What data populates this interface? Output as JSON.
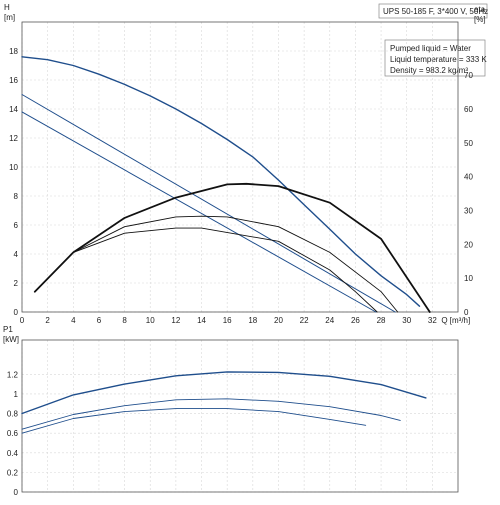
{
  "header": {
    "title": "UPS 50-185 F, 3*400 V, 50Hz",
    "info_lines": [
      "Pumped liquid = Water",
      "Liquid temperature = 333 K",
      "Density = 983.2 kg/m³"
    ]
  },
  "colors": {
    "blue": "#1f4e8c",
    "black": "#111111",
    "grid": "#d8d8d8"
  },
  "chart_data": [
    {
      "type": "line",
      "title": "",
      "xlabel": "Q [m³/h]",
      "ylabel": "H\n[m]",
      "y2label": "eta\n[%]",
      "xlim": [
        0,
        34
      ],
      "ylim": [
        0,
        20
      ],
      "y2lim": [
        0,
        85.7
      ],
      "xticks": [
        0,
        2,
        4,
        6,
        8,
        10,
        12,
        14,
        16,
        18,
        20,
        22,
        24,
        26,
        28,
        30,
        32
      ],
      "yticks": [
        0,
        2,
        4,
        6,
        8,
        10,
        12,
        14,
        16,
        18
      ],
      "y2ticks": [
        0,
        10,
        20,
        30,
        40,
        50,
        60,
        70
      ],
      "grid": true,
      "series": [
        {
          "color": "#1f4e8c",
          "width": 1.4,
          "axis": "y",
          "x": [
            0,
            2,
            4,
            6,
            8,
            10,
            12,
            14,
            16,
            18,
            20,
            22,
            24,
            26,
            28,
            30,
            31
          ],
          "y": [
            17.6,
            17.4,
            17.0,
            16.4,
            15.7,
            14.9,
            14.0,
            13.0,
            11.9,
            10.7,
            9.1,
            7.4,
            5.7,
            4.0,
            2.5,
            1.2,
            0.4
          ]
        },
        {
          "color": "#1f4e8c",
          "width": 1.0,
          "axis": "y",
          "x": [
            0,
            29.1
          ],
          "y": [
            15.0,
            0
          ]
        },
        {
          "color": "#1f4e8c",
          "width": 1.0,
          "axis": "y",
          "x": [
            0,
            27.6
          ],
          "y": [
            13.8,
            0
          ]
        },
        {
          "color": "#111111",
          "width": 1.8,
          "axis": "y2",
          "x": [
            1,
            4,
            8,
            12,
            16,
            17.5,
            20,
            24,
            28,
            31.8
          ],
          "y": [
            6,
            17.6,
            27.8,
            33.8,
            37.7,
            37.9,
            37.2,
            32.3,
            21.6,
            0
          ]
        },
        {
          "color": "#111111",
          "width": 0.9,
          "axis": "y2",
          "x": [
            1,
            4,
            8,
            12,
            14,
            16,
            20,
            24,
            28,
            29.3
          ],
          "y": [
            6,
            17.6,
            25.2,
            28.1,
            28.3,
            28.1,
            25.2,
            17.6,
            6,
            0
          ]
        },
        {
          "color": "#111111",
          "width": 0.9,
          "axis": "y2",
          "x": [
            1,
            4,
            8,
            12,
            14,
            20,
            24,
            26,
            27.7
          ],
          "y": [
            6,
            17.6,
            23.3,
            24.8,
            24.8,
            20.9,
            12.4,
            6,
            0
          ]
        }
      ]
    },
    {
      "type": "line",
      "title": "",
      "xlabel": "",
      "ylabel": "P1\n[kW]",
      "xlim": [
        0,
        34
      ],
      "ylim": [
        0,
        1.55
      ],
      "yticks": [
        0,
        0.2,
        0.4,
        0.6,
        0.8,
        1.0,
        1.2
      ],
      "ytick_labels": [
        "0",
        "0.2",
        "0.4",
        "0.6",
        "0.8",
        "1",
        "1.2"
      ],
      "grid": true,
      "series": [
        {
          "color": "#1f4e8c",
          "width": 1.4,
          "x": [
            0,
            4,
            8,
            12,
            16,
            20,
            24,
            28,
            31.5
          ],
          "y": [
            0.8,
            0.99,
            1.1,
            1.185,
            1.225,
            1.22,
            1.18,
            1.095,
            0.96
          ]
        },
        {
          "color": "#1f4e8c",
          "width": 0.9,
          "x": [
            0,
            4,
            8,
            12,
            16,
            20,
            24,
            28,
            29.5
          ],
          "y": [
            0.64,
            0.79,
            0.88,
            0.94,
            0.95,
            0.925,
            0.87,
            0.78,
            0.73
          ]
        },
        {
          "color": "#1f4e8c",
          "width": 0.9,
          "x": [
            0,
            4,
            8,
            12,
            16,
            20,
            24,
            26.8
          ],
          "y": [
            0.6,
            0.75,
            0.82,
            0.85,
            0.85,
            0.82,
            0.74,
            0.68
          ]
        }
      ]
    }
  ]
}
------------
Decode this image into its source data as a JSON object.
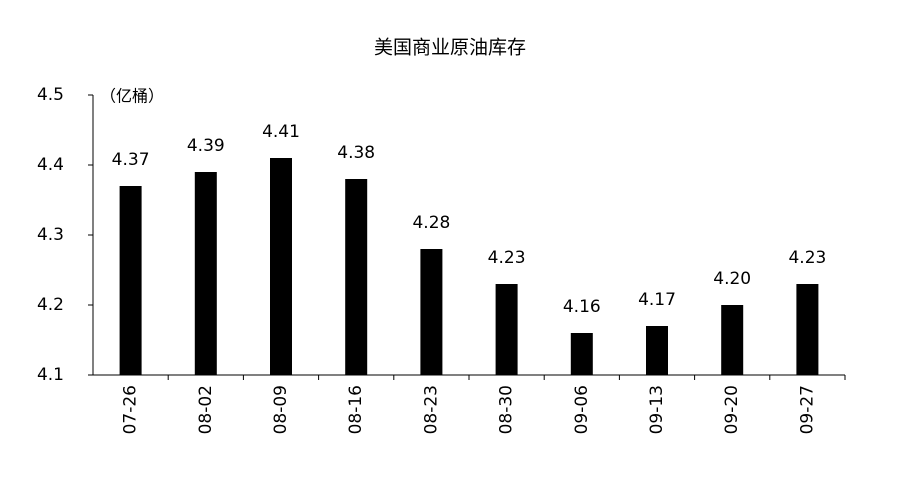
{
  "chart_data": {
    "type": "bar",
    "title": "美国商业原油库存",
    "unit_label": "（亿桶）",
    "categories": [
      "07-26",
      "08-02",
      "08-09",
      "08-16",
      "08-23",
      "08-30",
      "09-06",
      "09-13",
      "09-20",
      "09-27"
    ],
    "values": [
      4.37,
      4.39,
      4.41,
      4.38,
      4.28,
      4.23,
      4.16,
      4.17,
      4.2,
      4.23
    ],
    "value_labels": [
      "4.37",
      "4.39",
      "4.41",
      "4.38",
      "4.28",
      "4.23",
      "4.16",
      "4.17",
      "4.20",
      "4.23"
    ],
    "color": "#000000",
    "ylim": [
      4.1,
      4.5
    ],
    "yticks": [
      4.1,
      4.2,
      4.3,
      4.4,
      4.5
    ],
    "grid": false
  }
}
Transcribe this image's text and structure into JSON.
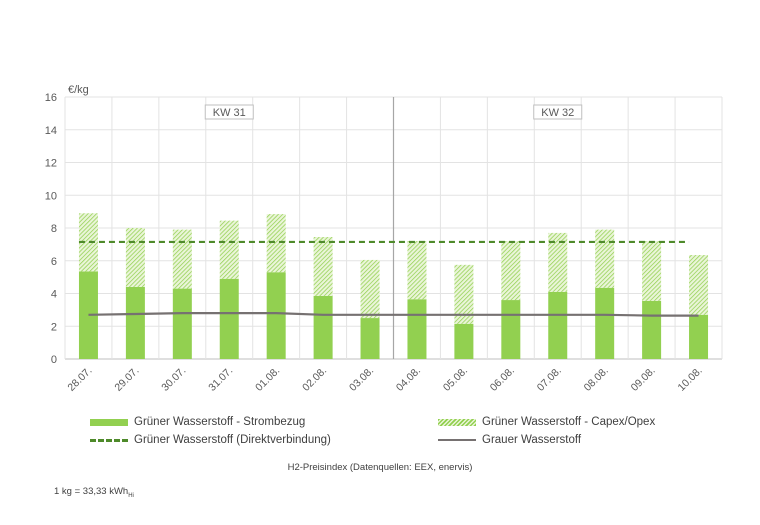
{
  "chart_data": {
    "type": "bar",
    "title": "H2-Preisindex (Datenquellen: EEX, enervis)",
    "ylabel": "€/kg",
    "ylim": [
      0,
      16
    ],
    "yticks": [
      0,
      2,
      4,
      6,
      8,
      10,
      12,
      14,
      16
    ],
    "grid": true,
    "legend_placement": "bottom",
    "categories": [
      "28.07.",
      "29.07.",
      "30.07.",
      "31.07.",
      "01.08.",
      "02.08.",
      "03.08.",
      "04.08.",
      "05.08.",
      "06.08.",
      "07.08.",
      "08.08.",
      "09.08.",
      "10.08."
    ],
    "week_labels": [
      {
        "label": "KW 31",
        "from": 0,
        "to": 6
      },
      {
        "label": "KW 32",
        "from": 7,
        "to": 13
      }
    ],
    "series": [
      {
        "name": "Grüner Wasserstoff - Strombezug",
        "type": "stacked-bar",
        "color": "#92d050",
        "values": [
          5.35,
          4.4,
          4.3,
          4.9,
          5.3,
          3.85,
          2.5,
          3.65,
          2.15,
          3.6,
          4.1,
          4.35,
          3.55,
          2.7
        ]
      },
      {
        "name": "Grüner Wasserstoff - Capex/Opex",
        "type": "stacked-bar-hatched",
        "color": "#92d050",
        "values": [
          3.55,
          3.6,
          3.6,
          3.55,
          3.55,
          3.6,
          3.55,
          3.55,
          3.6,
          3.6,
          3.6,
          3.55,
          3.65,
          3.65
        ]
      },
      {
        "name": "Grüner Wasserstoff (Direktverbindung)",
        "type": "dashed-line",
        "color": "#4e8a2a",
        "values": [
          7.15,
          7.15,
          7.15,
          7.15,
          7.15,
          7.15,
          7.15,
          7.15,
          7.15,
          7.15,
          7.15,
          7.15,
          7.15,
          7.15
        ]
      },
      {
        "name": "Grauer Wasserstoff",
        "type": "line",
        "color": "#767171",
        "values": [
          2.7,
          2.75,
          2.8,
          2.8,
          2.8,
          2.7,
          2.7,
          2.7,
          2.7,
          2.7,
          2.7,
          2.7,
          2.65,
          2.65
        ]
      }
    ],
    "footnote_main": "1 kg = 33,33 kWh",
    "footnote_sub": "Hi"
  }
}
------------
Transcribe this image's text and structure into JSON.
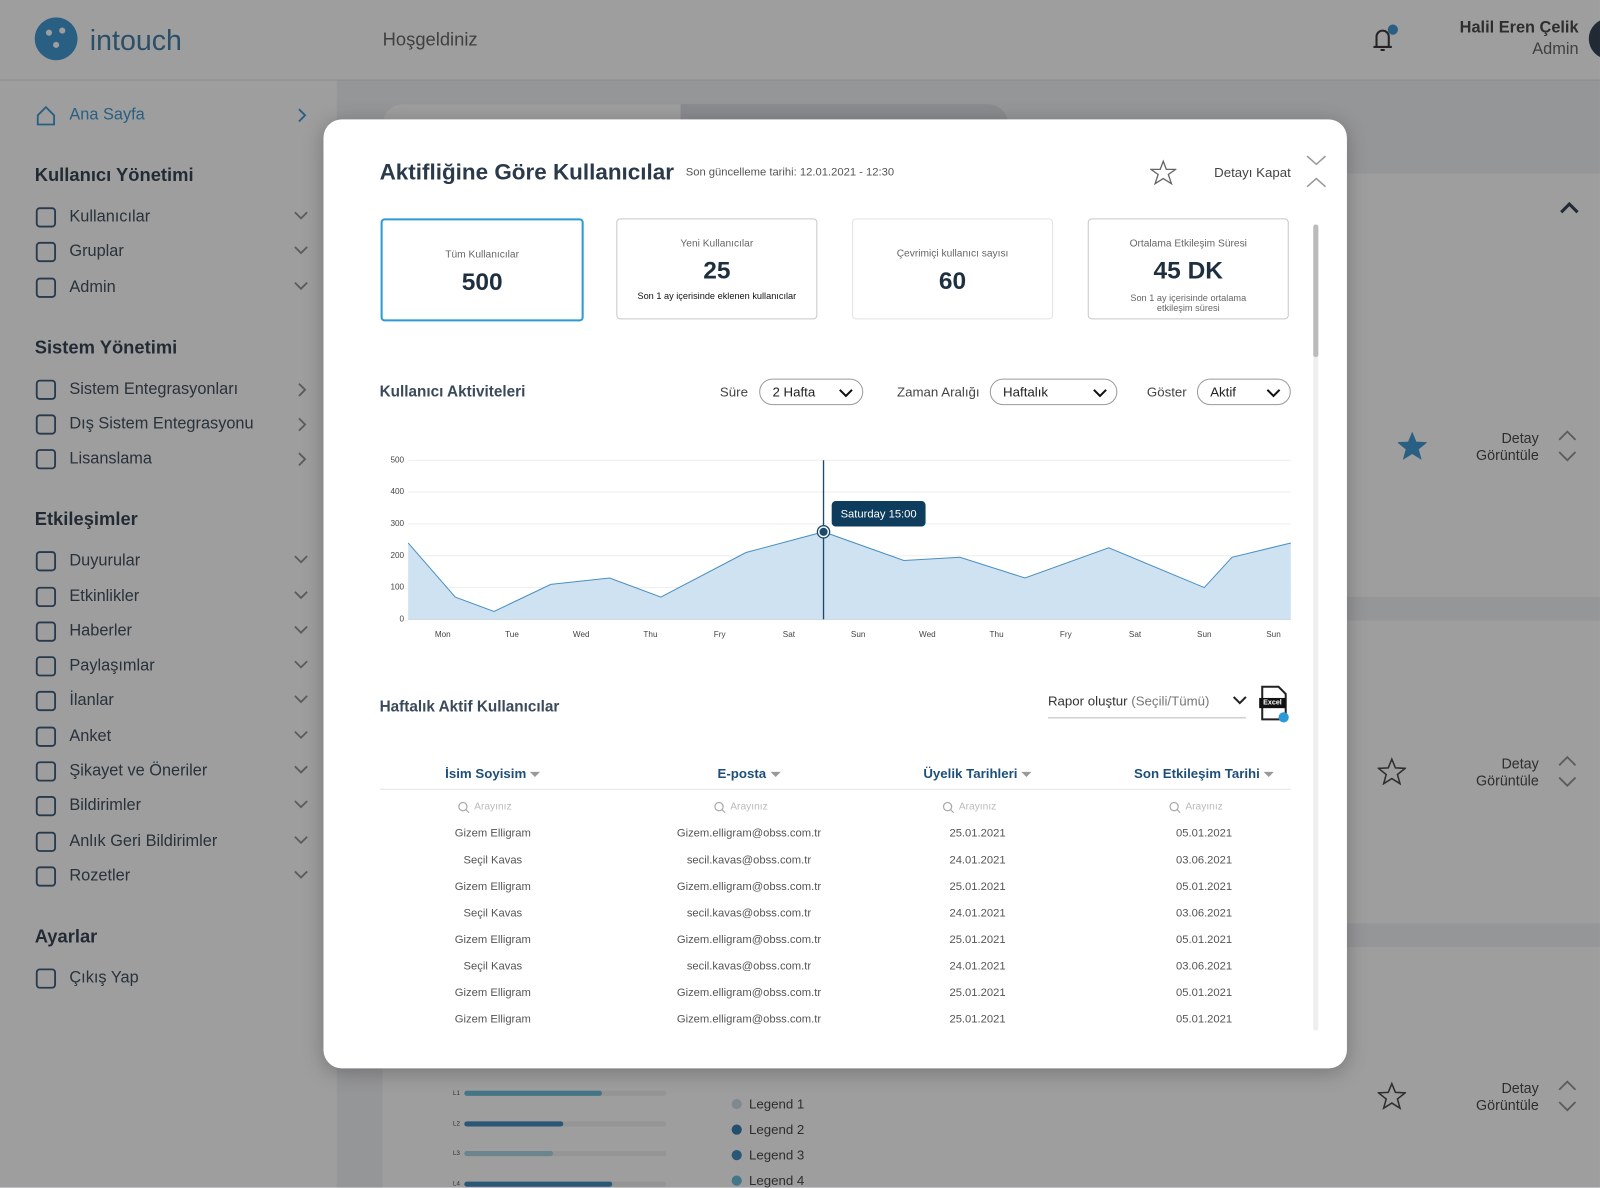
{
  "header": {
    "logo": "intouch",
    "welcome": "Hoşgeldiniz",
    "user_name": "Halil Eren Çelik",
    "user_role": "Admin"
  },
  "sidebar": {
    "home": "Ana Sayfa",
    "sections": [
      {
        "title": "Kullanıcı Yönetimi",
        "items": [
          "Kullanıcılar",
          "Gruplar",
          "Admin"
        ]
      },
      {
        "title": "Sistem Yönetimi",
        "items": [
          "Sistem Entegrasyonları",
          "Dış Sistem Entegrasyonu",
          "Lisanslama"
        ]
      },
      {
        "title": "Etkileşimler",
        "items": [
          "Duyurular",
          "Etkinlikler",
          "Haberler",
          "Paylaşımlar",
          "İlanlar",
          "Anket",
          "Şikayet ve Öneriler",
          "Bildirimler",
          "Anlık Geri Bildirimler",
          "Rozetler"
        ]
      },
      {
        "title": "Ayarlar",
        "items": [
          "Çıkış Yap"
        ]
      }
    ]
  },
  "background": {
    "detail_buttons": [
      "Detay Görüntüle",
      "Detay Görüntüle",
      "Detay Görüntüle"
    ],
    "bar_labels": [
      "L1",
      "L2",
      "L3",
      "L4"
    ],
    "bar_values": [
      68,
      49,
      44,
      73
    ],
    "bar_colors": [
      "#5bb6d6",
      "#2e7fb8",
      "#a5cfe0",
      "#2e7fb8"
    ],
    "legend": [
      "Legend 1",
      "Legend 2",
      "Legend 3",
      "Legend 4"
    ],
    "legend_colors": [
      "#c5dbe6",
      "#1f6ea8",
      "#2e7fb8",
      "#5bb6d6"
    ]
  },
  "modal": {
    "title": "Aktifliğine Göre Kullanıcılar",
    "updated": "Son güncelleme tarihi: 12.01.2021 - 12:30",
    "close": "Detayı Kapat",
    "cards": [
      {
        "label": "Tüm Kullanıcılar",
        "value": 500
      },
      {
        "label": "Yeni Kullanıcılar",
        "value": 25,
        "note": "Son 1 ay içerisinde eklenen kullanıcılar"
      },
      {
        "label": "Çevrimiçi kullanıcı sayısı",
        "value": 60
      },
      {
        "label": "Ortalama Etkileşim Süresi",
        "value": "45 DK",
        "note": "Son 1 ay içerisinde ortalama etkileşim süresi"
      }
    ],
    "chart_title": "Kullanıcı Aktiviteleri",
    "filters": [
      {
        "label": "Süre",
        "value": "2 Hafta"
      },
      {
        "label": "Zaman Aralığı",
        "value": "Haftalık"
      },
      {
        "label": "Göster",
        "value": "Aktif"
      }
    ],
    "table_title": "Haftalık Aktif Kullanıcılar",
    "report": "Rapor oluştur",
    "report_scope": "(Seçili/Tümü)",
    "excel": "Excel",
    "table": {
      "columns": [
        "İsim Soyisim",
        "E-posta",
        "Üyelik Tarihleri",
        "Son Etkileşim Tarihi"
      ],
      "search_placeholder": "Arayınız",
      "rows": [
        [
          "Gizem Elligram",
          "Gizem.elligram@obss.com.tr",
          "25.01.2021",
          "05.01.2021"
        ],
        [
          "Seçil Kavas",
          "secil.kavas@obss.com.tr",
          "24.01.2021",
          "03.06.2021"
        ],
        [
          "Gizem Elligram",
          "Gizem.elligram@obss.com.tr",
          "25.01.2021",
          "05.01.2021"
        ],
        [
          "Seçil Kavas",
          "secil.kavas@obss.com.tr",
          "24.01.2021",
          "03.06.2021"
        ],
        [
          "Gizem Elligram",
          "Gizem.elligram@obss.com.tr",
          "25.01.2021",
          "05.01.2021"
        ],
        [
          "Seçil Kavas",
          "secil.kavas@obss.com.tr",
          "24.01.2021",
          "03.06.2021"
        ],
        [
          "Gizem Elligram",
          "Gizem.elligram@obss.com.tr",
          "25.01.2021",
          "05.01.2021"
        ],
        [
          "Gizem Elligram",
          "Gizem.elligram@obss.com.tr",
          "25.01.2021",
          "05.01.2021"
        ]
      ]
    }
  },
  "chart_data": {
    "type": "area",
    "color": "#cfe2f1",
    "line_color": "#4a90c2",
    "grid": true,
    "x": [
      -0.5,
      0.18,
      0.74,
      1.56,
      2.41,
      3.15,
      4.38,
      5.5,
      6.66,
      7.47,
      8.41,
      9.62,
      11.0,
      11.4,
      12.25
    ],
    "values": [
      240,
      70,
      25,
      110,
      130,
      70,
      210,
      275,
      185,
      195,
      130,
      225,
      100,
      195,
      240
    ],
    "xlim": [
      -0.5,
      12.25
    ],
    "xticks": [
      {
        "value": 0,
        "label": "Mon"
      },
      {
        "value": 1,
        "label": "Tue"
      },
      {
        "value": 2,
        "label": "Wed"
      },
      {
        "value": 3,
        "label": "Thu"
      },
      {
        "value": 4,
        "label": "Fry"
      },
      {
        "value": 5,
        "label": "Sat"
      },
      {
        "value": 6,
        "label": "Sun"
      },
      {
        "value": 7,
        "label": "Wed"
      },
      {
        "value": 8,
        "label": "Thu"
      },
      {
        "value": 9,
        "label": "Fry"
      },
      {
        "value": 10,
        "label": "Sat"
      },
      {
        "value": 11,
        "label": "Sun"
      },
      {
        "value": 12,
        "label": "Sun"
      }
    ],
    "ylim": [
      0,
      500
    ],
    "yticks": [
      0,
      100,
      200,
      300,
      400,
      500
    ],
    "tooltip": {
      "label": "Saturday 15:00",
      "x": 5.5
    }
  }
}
------------
Stated problem → Scan the material above. Copy each line where "Bildirimler" occurs.

Task response →
          "Bildirimler",
          "Anlık Geri Bildirimler",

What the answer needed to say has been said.